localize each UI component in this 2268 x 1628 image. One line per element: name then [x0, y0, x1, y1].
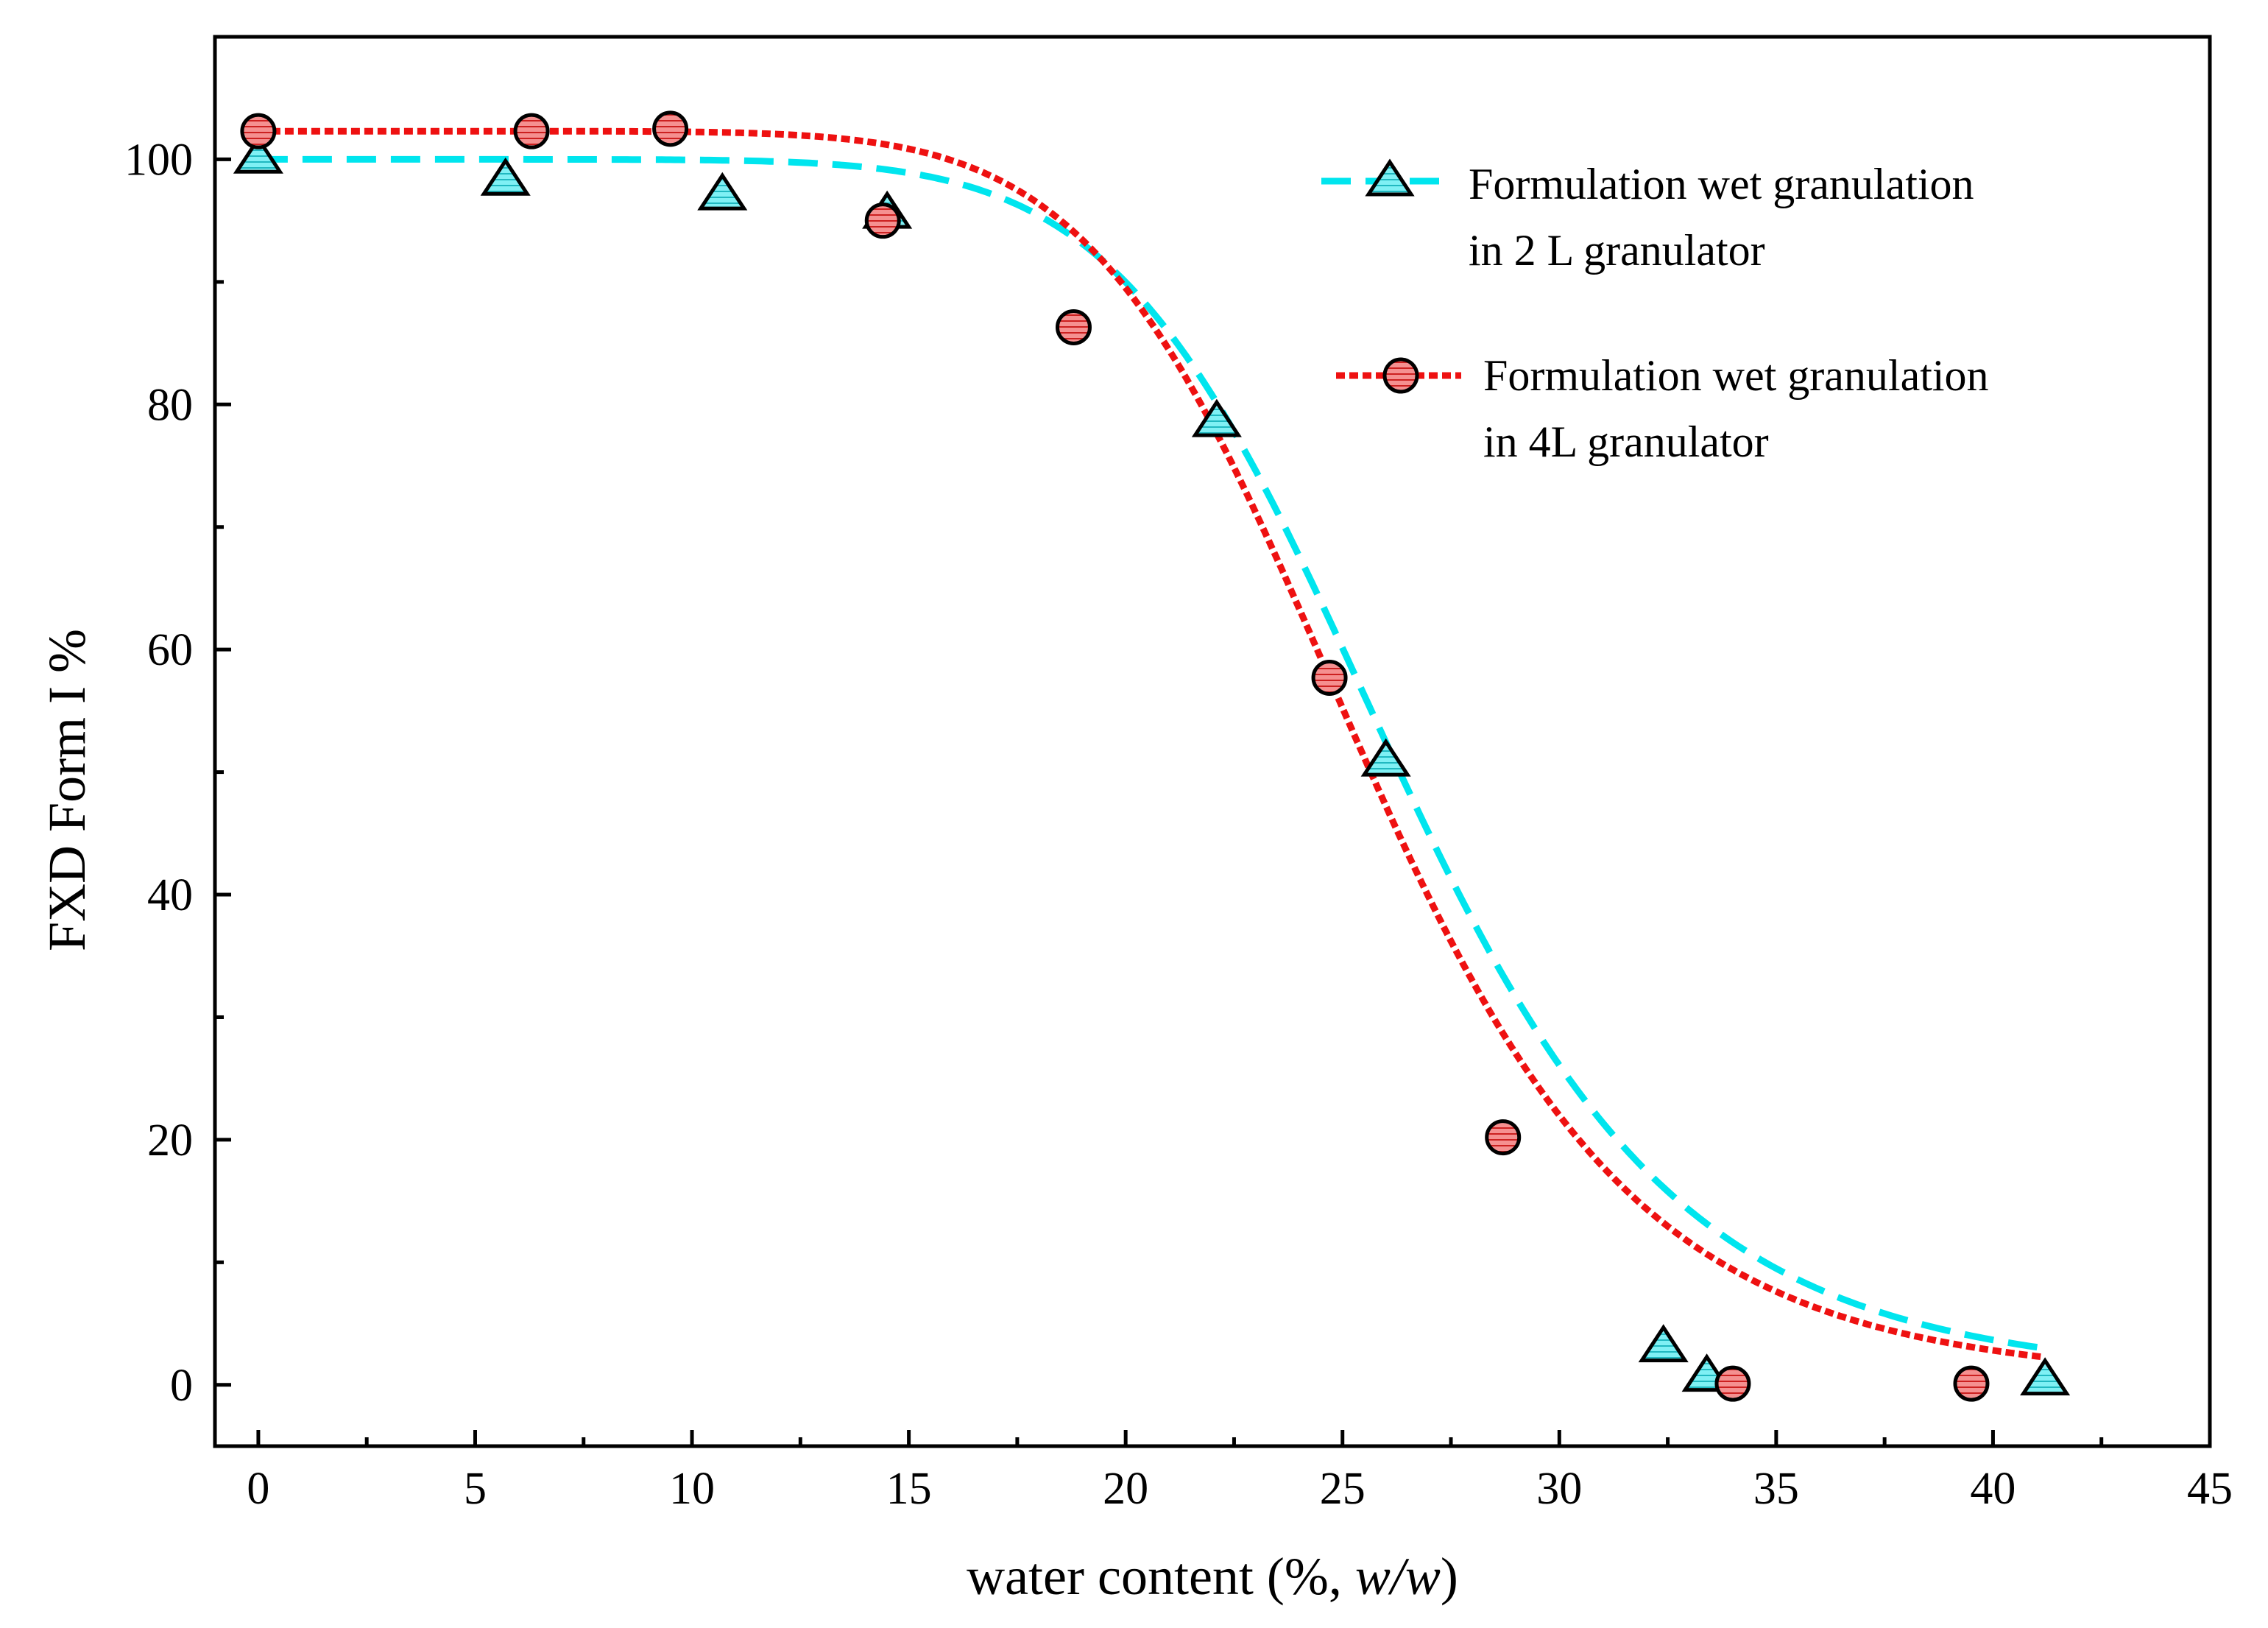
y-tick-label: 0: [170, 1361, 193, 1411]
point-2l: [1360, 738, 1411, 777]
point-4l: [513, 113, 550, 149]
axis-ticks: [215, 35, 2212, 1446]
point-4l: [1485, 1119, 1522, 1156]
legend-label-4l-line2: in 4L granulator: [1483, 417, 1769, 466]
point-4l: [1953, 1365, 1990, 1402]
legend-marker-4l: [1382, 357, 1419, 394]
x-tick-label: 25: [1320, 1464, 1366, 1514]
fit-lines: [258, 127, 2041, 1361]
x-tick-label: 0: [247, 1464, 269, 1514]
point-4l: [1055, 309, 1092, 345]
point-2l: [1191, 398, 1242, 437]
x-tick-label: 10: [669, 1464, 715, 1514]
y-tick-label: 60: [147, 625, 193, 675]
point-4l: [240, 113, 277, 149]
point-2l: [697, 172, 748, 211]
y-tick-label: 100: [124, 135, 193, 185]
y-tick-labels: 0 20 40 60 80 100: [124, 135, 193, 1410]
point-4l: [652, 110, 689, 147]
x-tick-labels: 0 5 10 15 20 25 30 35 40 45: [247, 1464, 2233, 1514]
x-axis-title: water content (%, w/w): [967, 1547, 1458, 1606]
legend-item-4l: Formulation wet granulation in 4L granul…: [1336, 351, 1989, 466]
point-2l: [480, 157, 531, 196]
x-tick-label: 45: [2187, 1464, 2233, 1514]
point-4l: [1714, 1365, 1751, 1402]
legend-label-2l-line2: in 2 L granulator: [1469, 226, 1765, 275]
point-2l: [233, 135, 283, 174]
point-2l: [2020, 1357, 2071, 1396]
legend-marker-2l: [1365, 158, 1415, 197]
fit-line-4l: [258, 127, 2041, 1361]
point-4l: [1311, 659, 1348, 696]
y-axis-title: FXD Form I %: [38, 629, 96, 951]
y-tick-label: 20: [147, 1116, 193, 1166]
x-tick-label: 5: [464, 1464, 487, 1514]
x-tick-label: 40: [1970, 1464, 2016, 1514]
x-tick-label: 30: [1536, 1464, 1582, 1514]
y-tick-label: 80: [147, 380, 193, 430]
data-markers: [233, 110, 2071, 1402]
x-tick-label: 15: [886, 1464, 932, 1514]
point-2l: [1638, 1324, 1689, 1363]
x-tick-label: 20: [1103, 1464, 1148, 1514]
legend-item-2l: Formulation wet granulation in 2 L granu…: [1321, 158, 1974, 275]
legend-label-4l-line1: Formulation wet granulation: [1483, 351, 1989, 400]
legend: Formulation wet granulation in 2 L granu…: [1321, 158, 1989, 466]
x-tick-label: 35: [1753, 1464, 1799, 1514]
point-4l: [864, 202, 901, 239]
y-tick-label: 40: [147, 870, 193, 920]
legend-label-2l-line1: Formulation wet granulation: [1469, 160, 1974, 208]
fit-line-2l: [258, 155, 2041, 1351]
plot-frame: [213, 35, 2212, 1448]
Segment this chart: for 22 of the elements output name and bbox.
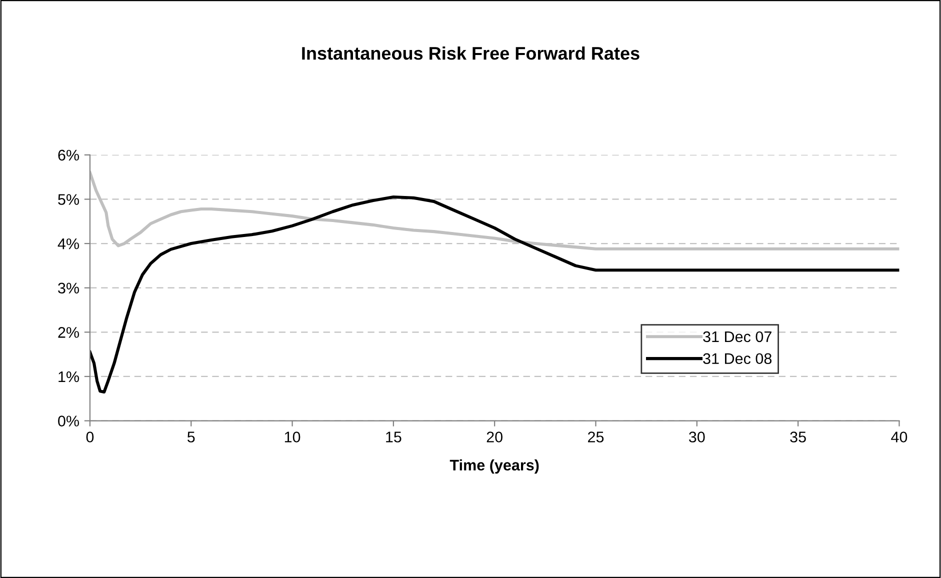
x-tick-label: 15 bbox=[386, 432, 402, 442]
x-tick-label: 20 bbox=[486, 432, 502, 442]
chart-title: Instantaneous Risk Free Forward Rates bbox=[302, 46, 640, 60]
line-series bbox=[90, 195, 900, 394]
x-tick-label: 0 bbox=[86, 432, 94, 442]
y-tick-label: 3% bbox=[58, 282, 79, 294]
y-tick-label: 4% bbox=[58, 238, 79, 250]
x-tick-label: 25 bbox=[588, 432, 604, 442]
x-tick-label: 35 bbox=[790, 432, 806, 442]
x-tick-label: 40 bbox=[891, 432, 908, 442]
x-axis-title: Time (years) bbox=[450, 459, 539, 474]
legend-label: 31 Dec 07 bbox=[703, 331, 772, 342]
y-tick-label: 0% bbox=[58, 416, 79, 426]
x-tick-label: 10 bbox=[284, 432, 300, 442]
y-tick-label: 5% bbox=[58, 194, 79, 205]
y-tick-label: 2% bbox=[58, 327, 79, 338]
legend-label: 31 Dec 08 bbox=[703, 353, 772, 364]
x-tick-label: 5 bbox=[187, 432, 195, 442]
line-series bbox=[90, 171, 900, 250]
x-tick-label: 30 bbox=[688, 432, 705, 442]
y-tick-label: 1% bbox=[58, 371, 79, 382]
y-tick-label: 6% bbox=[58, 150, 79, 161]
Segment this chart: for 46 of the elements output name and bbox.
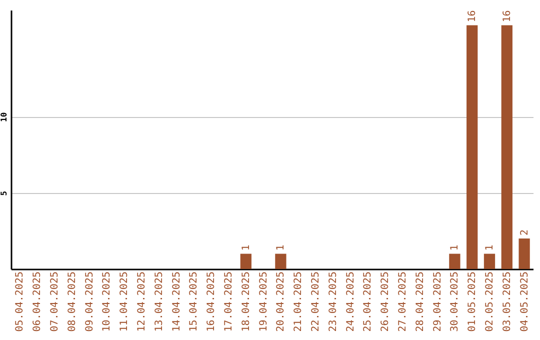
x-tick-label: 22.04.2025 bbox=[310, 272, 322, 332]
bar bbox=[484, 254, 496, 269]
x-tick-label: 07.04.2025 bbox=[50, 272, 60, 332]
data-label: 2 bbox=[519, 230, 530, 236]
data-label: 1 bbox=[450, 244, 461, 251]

══════════

| Goal |
Put all of the rows above into a Markdown table with two columns, No. and Entry, numbering each line and leaving out blank lines. Leave the pictures out of your answer.

| Correct answer |
| No. | Entry |
|---|---|
| 1 | localize each UI component in this 2268 x 1628 image. One line per element: name then [x0, y0, x1, y1]. |
| 2 | y-tick-label: 0: [170, 1361, 193, 1411] |
| 3 | point-2l: [1360, 738, 1411, 777] |
| 4 | point-4l: [513, 113, 550, 149] |
| 5 | axis-ticks: [215, 35, 2212, 1446] |
| 6 | point-4l: [1485, 1119, 1522, 1156] |
| 7 | legend-label-4l-line2: in 4L granulator: [1483, 417, 1769, 466] |
| 8 | point-4l: [1953, 1365, 1990, 1402] |
| 9 | legend-marker-4l: [1382, 357, 1419, 394] |
| 10 | x-tick-label: 25: [1320, 1464, 1366, 1514] |
| 11 | fit-lines: [258, 127, 2041, 1361] |
| 12 | x-tick-label: 0: [247, 1464, 269, 1514] |
| 13 | point-4l: [1055, 309, 1092, 345] |
| 14 | point-2l: [1191, 398, 1242, 437] |
| 15 | x-tick-label: 10: [669, 1464, 715, 1514] |
| 16 | y-tick-label: 60: [147, 625, 193, 675] |
| 17 | point-4l: [240, 113, 277, 149] |
| 18 | point-2l: [697, 172, 748, 211] |
| 19 | y-tick-label: 100: [124, 135, 193, 185] |
| 20 | y-tick-labels: 0 20 40 60 80 100: [124, 135, 193, 1410] |
| 21 | point-4l: [652, 110, 689, 147] |
| 22 | x-tick-labels: 0 5 10 15 20 25 30 35 40 45: [247, 1464, 2233, 1514] |
| 23 | x-axis-title: water content (%, w/w): [967, 1547, 1458, 1606] |
| 24 | legend-item-4l: Formulation wet granulation in 4L granul…: [1336, 351, 1989, 466] |
| 25 | point-2l: [480, 157, 531, 196] |
| 26 | x-tick-label: 45: [2187, 1464, 2233, 1514] |
| 27 | point-4l: [1714, 1365, 1751, 1402] |
| 28 | legend-label-2l-line2: in 2 L granulator: [1469, 226, 1765, 275] |
| 29 | point-2l: [233, 135, 283, 174] |
| 30 | point-2l: [2020, 1357, 2071, 1396] |
| 31 | legend-marker-2l: [1365, 158, 1415, 197] |
| 32 | fit-line-4l: [258, 127, 2041, 1361] |
| 33 | point-4l: [1311, 659, 1348, 696] |
| 34 | y-axis-title: FXD Form I %: [38, 629, 96, 951] |
| 35 | y-tick-label: 20: [147, 1116, 193, 1166] |
| 36 | x-tick-label: 5: [464, 1464, 487, 1514] |
| 37 | x-tick-label: 40: [1970, 1464, 2016, 1514] |
| 38 | x-tick-label: 30: [1536, 1464, 1582, 1514] |
| 39 | y-tick-label: 80: [147, 380, 193, 430] |
| 40 | data-markers: [233, 110, 2071, 1402] |
| 41 | x-tick-label: 15: [886, 1464, 932, 1514] |
| 42 | point-2l: [1638, 1324, 1689, 1363] |
| 43 | x-tick-label: 20: [1103, 1464, 1148, 1514] |
| 44 | legend-item-2l: Formulation wet granulation in 2 L granu…: [1321, 158, 1974, 275] |
| 45 | legend-label-4l-line1: Formulation wet granulation: [1483, 351, 1989, 400] |
| 46 | legend: Formulation wet granulation in 2 L granu…: [1321, 158, 1989, 466] |
| 47 | x-tick-label: 35: [1753, 1464, 1799, 1514] |
| 48 | point-4l: [864, 202, 901, 239] |
| 49 | y-tick-label: 40: [147, 870, 193, 920] |
| 50 | legend-label-2l-line1: Formulation wet granulation: [1469, 160, 1974, 208] |
| 51 | fit-line-2l: [258, 155, 2041, 1351] |
| 52 | plot-frame: [213, 35, 2212, 1448] |
| 53 | Segment this chart: for 22 of the elements output name and bbox. |
| 54 | x-tick-label: 15 bbox=[386, 432, 402, 442] |
| 55 | x-tick-label: 20 bbox=[486, 432, 502, 442] |
| 56 | chart-title: Instantaneous Risk Free Forward Rates bbox=[302, 46, 640, 60] |
| 57 | line-series bbox=[90, 195, 900, 394] |
| 58 | x-tick-label: 0 bbox=[86, 432, 94, 442] |
| 59 | y-tick-label: 3% bbox=[58, 282, 79, 294] |
| 60 | y-tick-label: 4% bbox=[58, 238, 79, 250] |
| 61 | x-tick-label: 25 bbox=[588, 432, 604, 442] |
| 62 | x-tick-label: 35 bbox=[790, 432, 806, 442] |
| 63 | x-tick-label: 40 bbox=[891, 432, 908, 442] |
| 64 | x-axis-title: Time (years) bbox=[450, 459, 539, 474] |
| 65 | legend-label: 31 Dec 07 bbox=[703, 331, 772, 342] |
| 66 | y-tick-label: 0% bbox=[58, 416, 79, 426] |
| 67 | x-tick-label: 10 bbox=[284, 432, 300, 442] |
| 68 | y-tick-label: 5% bbox=[58, 194, 79, 205] |
| 69 | y-tick-label: 2% bbox=[58, 327, 79, 338] |
| 70 | legend-label: 31 Dec 08 bbox=[703, 353, 772, 364] |
| 71 | x-tick-label: 5 bbox=[187, 432, 195, 442] |
| 72 | line-series bbox=[90, 171, 900, 250] |
| 73 | x-tick-label: 30 bbox=[688, 432, 705, 442] |
| 74 | y-tick-label: 1% bbox=[58, 371, 79, 382] |
| 75 | y-tick-label: 6% bbox=[58, 150, 79, 161] |
| 76 | Segment this chart: for 46 of the elements output name and bbox. |
| 77 | x-tick-label: 22.04.2025 bbox=[310, 272, 322, 332] |
| 78 | bar bbox=[484, 254, 496, 269] |
| 79 | x-tick-label: 07.04.2025 bbox=[50, 272, 60, 332] |
| 80 | data-label: 2 bbox=[519, 230, 530, 236] |
| 81 | data-label: 1 bbox=[450, 244, 461, 251] |